**Stated goal**
Every line holding the string "sice" should be gathered.

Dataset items

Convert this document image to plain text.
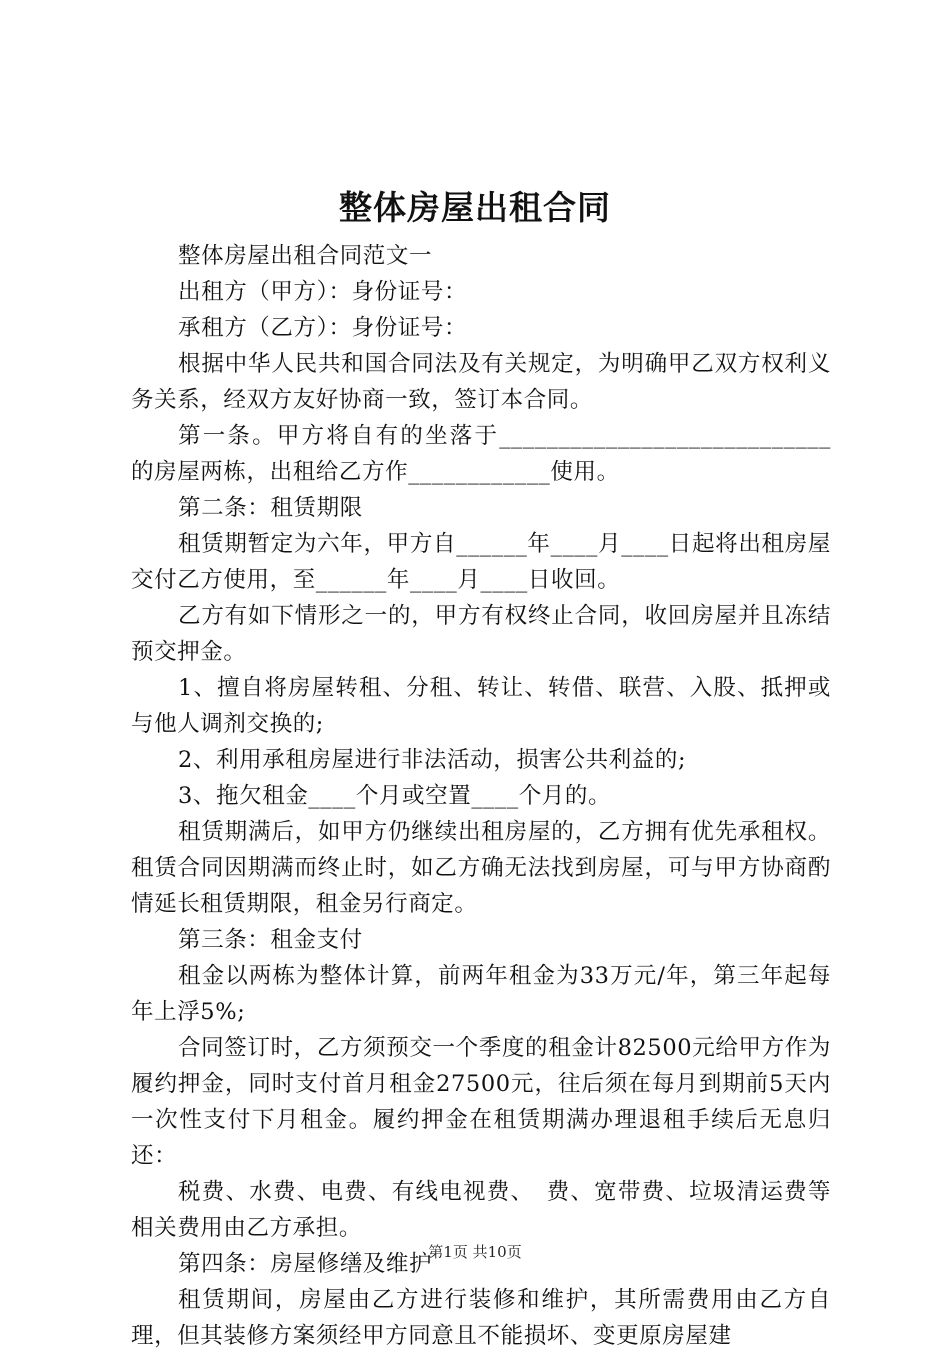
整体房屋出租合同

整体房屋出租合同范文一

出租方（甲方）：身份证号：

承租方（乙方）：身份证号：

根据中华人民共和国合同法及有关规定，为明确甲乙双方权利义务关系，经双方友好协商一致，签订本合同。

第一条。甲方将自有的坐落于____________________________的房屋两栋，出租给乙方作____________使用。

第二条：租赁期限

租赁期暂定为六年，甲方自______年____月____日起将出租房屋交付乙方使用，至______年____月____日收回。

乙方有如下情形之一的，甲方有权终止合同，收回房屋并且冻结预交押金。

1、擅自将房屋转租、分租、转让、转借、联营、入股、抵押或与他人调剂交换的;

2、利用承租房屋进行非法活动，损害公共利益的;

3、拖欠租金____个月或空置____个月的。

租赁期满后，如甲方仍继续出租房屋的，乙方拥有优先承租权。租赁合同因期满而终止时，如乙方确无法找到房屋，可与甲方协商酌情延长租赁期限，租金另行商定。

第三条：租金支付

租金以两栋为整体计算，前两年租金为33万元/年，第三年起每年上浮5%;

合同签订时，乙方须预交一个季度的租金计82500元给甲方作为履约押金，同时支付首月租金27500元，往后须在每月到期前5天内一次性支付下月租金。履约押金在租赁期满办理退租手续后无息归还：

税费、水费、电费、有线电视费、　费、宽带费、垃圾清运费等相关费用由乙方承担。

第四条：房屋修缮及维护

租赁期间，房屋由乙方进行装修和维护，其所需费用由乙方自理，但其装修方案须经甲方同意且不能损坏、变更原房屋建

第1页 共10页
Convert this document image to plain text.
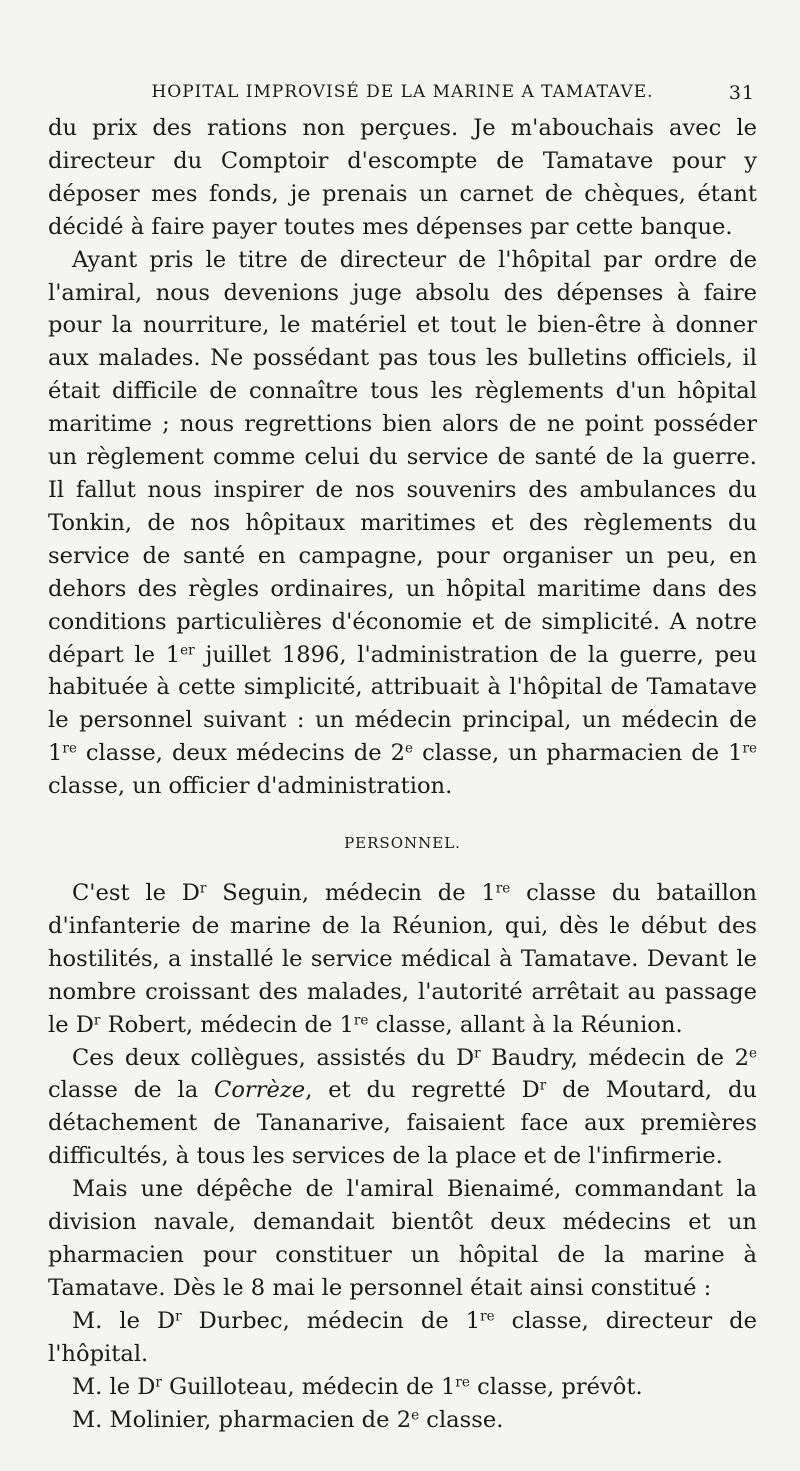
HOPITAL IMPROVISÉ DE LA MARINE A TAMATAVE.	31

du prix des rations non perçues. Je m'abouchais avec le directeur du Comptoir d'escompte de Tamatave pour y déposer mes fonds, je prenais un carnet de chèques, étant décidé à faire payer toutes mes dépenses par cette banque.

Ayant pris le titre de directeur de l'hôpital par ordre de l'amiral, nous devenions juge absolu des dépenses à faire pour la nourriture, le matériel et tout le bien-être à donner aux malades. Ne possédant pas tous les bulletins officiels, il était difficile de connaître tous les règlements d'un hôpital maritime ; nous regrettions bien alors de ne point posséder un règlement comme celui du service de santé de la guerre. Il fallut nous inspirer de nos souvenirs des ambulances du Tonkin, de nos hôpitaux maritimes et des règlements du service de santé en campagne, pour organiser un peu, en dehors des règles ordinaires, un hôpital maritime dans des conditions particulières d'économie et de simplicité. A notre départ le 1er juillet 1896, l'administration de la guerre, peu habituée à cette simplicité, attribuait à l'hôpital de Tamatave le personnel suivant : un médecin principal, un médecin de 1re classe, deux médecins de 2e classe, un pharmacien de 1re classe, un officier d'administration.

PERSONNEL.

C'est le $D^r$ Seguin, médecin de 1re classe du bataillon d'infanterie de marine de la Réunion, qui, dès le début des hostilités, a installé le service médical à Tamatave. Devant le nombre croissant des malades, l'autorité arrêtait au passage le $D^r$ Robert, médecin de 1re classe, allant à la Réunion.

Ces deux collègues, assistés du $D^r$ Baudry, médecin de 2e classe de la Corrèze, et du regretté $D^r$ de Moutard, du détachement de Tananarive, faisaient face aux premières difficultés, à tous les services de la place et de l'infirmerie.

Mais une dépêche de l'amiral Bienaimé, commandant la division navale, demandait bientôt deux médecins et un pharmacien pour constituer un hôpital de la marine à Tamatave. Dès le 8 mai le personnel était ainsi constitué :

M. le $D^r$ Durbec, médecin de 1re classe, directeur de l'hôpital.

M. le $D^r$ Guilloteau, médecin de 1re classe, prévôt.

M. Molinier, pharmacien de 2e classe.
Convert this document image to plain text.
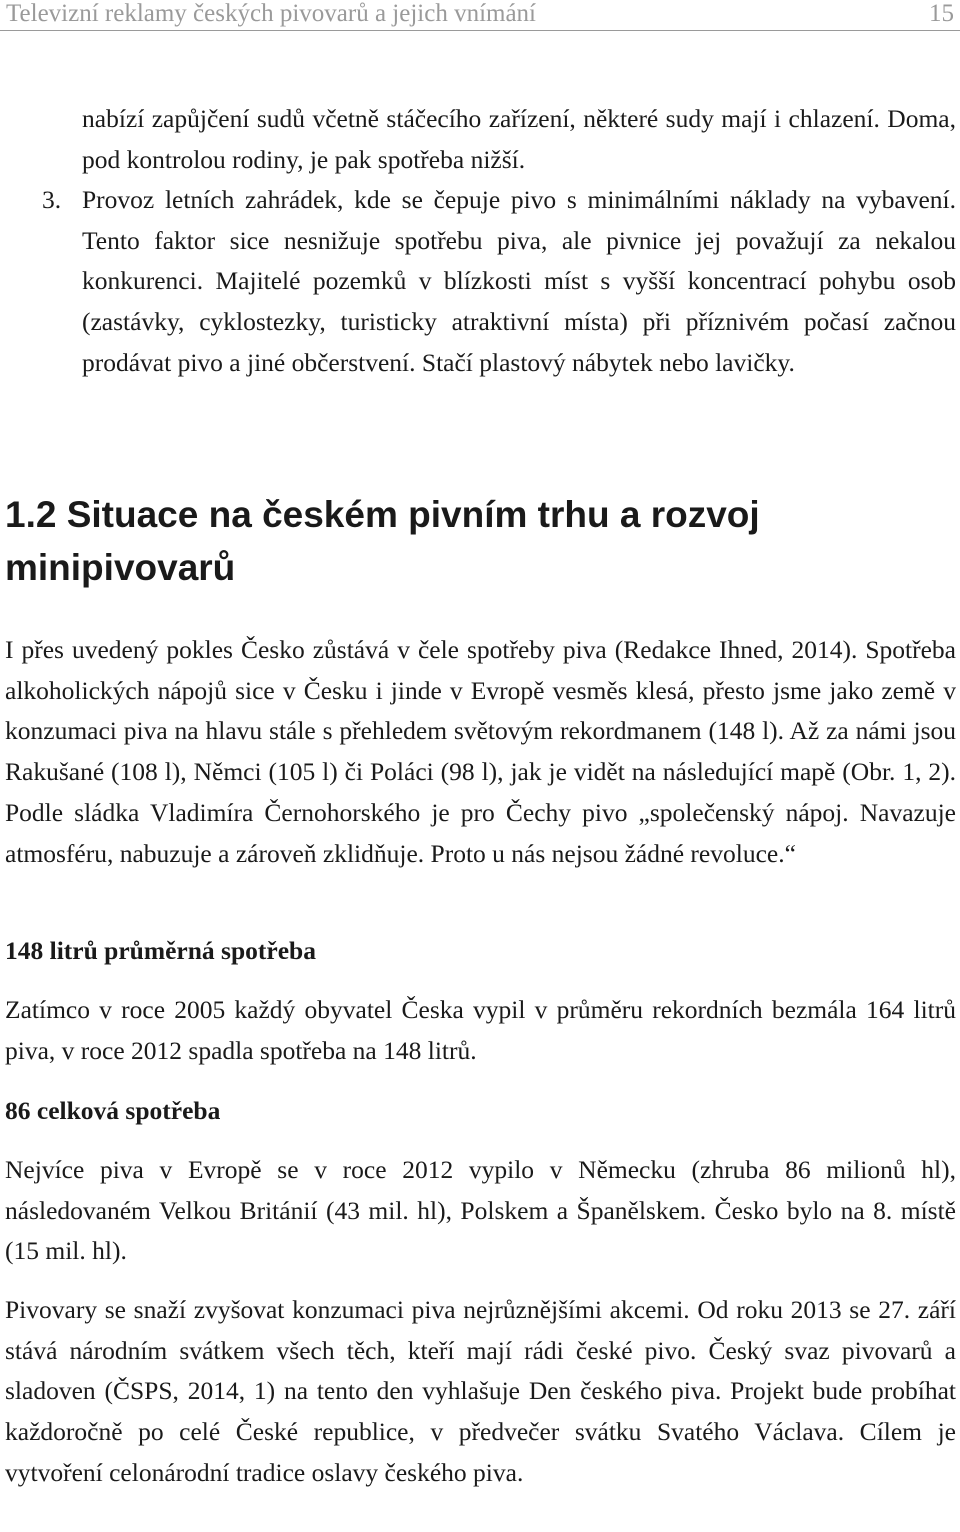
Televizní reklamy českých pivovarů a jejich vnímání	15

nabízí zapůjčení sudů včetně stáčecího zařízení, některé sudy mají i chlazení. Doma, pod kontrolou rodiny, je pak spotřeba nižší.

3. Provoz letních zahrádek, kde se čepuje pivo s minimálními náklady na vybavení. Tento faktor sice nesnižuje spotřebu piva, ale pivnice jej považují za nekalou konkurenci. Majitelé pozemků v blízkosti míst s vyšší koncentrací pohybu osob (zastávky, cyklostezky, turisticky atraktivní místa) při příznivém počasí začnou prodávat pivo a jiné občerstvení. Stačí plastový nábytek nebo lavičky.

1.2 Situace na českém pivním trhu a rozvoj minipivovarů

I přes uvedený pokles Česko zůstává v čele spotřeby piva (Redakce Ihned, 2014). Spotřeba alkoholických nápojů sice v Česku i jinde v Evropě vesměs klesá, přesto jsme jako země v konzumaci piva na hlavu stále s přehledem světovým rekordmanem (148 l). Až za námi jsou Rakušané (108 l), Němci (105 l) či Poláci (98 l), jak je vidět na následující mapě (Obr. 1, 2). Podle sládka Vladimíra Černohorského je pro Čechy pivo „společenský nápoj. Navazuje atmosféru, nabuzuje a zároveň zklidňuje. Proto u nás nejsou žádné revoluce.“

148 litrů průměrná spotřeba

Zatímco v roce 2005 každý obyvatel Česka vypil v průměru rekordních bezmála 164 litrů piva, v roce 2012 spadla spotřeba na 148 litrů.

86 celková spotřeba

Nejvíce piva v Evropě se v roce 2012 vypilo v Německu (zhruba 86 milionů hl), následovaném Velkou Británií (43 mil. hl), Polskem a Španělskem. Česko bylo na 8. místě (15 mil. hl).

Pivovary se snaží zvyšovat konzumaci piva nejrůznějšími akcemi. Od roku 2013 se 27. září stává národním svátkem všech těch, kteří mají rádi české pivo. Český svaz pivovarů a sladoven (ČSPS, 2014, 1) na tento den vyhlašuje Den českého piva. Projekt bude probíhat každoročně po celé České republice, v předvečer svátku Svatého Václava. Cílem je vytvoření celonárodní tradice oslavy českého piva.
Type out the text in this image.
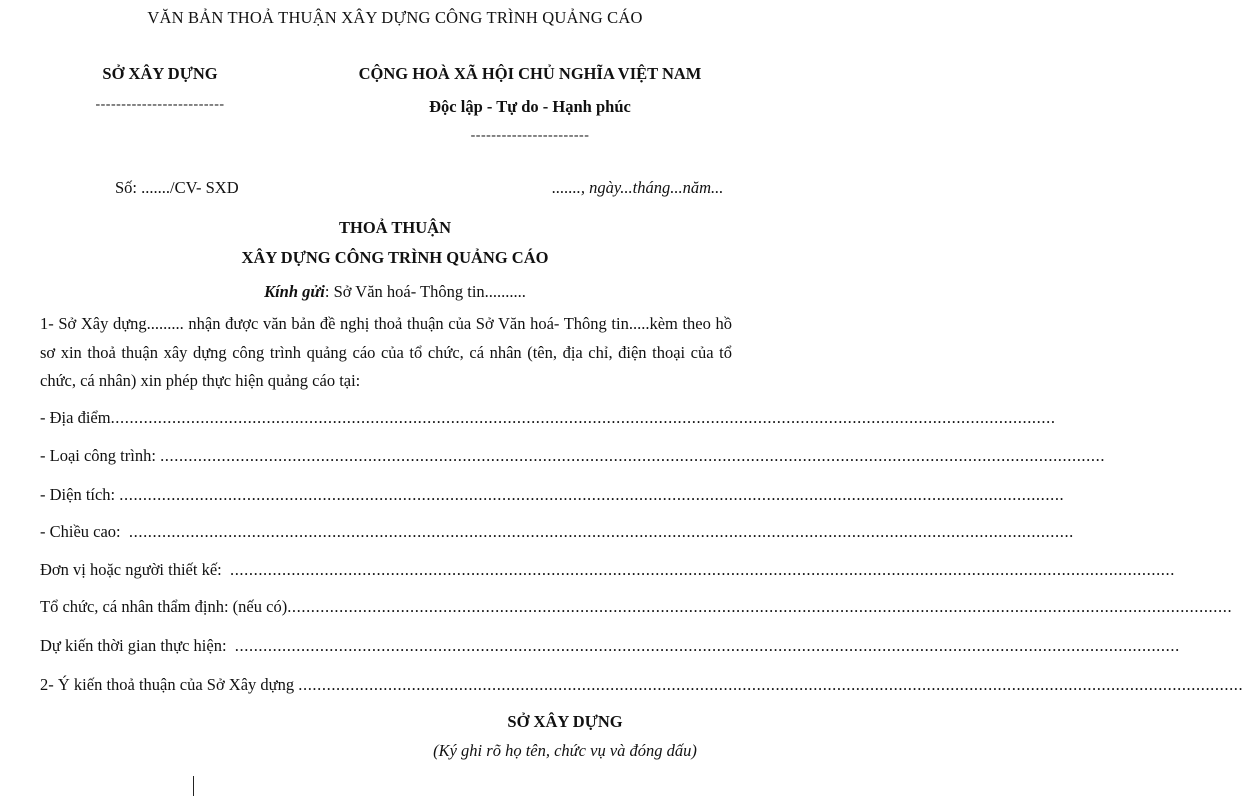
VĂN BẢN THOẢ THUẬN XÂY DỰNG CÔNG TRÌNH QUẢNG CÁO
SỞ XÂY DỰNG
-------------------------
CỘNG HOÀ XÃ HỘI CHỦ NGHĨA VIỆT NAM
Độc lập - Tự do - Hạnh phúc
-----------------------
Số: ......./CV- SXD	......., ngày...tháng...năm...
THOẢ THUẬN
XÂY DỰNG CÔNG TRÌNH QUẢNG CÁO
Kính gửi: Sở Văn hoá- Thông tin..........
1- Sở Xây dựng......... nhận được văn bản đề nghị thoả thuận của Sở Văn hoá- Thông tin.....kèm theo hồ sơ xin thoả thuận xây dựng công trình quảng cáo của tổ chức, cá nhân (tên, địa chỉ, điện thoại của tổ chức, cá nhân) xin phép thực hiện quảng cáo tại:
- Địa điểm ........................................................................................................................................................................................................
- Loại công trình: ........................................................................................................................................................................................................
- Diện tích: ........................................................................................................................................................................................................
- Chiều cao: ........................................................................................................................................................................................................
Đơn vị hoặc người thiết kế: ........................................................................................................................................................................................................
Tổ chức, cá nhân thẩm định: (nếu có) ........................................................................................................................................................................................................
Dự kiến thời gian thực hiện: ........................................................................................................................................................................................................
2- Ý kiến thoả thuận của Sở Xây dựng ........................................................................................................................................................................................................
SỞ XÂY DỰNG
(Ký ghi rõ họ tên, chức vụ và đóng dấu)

**Answer for this exercise**
3. Provoz letních zahrádek, kde se čepuje pivo s minimálními náklady na vybavení. Tento faktor sice nesnižuje spotřebu piva, ale pivnice jej považují za nekalou konkurenci. Majitelé pozemků v blízkosti míst s vyšší koncentrací pohybu osob (zastávky, cyklostezky, turisticky atraktivní místa) při příznivém počasí začnou prodávat pivo a jiné občerstvení. Stačí plastový nábytek nebo lavičky.
I přes uvedený pokles Česko zůstává v čele spotřeby piva (Redakce Ihned, 2014). Spotřeba alkoholických nápojů sice v Česku i jinde v Evropě vesměs klesá, přesto jsme jako země v konzumaci piva na hlavu stále s přehledem světovým rekordmanem (148 l). Až za námi jsou Rakušané (108 l), Němci (105 l) či Poláci (98 l), jak je vidět na následující mapě (Obr. 1, 2). Podle sládka Vladimíra Černohorského je pro Čechy pivo „společenský nápoj. Navazuje atmosféru, nabuzuje a zároveň zklidňuje. Proto u nás nejsou žádné revoluce.“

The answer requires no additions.